## WRITTEN PROBLEM
Using the data below, copy every line that contains the word "étaient".

Stored records
********

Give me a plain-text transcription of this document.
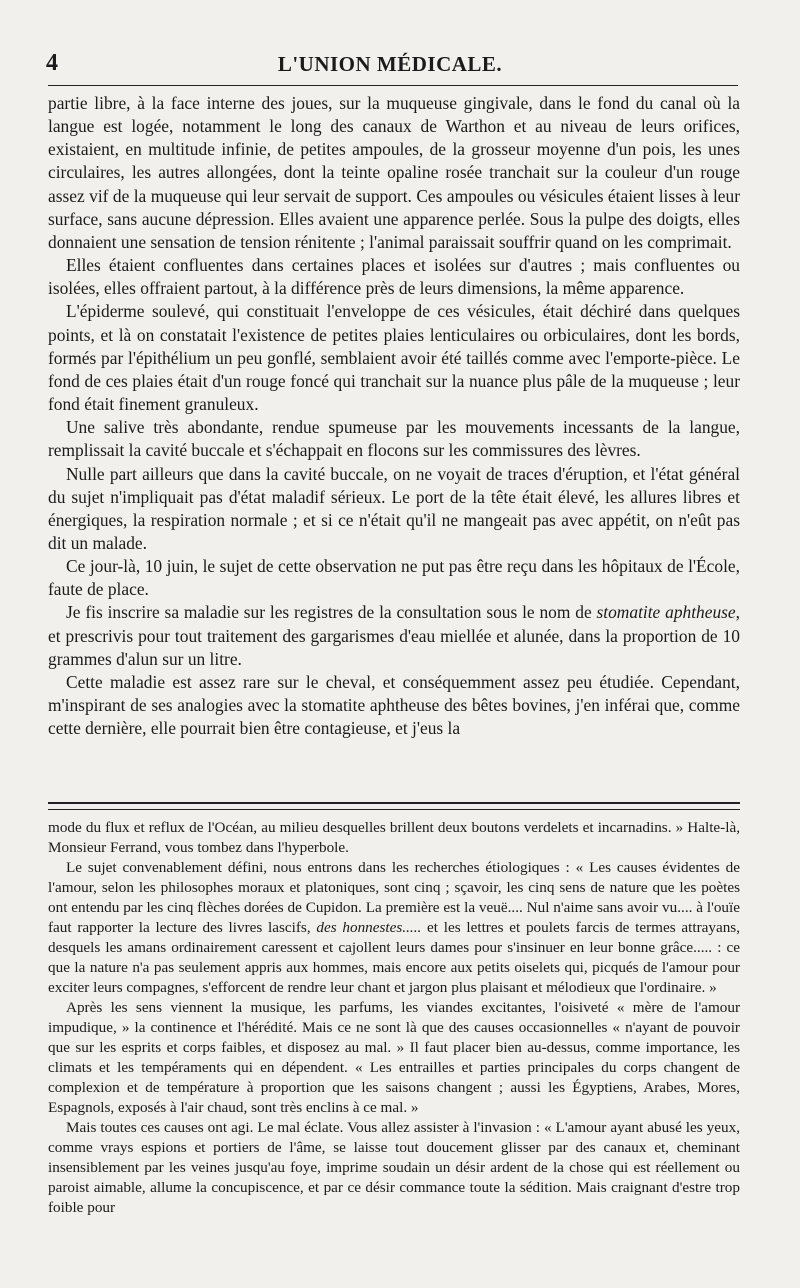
4	L'UNION MÉDICALE.

partie libre, à la face interne des joues, sur la muqueuse gingivale, dans le fond du canal où la langue est logée, notamment le long des canaux de Warthon et au niveau de leurs orifices, existaient, en multitude infinie, de petites ampoules, de la grosseur moyenne d'un pois, les unes circulaires, les autres allongées, dont la teinte opaline rosée tranchait sur la couleur d'un rouge assez vif de la muqueuse qui leur servait de support. Ces ampoules ou vésicules étaient lisses à leur surface, sans aucune dépression. Elles avaient une apparence perlée. Sous la pulpe des doigts, elles donnaient une sensation de tension rénitente ; l'animal paraissait souffrir quand on les comprimait.

Elles étaient confluentes dans certaines places et isolées sur d'autres ; mais confluentes ou isolées, elles offraient partout, à la différence près de leurs dimensions, la même apparence.

L'épiderme soulevé, qui constituait l'enveloppe de ces vésicules, était déchiré dans quelques points, et là on constatait l'existence de petites plaies lenticulaires ou orbiculaires, dont les bords, formés par l'épithélium un peu gonflé, semblaient avoir été taillés comme avec l'emporte-pièce. Le fond de ces plaies était d'un rouge foncé qui tranchait sur la nuance plus pâle de la muqueuse ; leur fond était finement granuleux.

Une salive très abondante, rendue spumeuse par les mouvements incessants de la langue, remplissait la cavité buccale et s'échappait en flocons sur les commissures des lèvres.

Nulle part ailleurs que dans la cavité buccale, on ne voyait de traces d'éruption, et l'état général du sujet n'impliquait pas d'état maladif sérieux. Le port de la tête était élevé, les allures libres et énergiques, la respiration normale ; et si ce n'était qu'il ne mangeait pas avec appétit, on n'eût pas dit un malade.

Ce jour-là, 10 juin, le sujet de cette observation ne put pas être reçu dans les hôpitaux de l'École, faute de place.

Je fis inscrire sa maladie sur les registres de la consultation sous le nom de stomatite aphtheuse, et prescrivis pour tout traitement des gargarismes d'eau miellée et alunée, dans la proportion de 10 grammes d'alun sur un litre.

Cette maladie est assez rare sur le cheval, et conséquemment assez peu étudiée. Cependant, m'inspirant de ses analogies avec la stomatite aphtheuse des bêtes bovines, j'en inférai que, comme cette dernière, elle pourrait bien être contagieuse, et j'eus la

mode du flux et reflux de l'Océan, au milieu desquelles brillent deux boutons verdelets et incarnadins. » Halte-là, Monsieur Ferrand, vous tombez dans l'hyperbole.

Le sujet convenablement défini, nous entrons dans les recherches étiologiques : « Les causes évidentes de l'amour, selon les philosophes moraux et platoniques, sont cinq ; sçavoir, les cinq sens de nature que les poètes ont entendu par les cinq flèches dorées de Cupidon. La première est la veuë.... Nul n'aime sans avoir vu.... à l'ouïe faut rapporter la lecture des livres lascifs, des honnestes..... et les lettres et poulets farcis de termes attrayans, desquels les amans ordinairement caressent et cajollent leurs dames pour s'insinuer en leur bonne grâce..... : ce que la nature n'a pas seulement appris aux hommes, mais encore aux petits oiselets qui, picqués de l'amour pour exciter leurs compagnes, s'efforcent de rendre leur chant et jargon plus plaisant et mélodieux que l'ordinaire. »

Après les sens viennent la musique, les parfums, les viandes excitantes, l'oisiveté « mère de l'amour impudique, » la continence et l'hérédité. Mais ce ne sont là que des causes occasionnelles « n'ayant de pouvoir que sur les esprits et corps faibles, et disposez au mal. » Il faut placer bien au-dessus, comme importance, les climats et les tempéraments qui en dépendent. « Les entrailles et parties principales du corps changent de complexion et de température à proportion que les saisons changent ; aussi les Égyptiens, Arabes, Mores, Espagnols, exposés à l'air chaud, sont très enclins à ce mal. »

Mais toutes ces causes ont agi. Le mal éclate. Vous allez assister à l'invasion : « L'amour ayant abusé les yeux, comme vrays espions et portiers de l'âme, se laisse tout doucement glisser par des canaux et, cheminant insensiblement par les veines jusqu'au foye, imprime soudain un désir ardent de la chose qui est réellement ou paroist aimable, allume la concupiscence, et par ce désir commance toute la sédition. Mais craignant d'estre trop foible pour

********

## SOLVED EXERCISE
partie libre, à la face interne des joues, sur la muqueuse gingivale, dans le fond du canal où la langue est logée, notamment le long des canaux de Warthon et au niveau de leurs orifices, existaient, en multitude infinie, de petites ampoules, de la grosseur moyenne d'un pois, les unes circulaires, les autres allongées, dont la teinte opaline rosée tranchait sur la couleur d'un rouge assez vif de la muqueuse qui leur servait de support. Ces ampoules ou vésicules étaient lisses à leur surface, sans aucune dépression. Elles avaient une apparence perlée. Sous la pulpe des doigts, elles donnaient une sensation de tension rénitente ; l'animal paraissait souffrir quand on les comprimait.
Elles étaient confluentes dans certaines places et isolées sur d'autres ; mais confluentes ou isolées, elles offraient partout, à la différence près de leurs dimensions, la même apparence.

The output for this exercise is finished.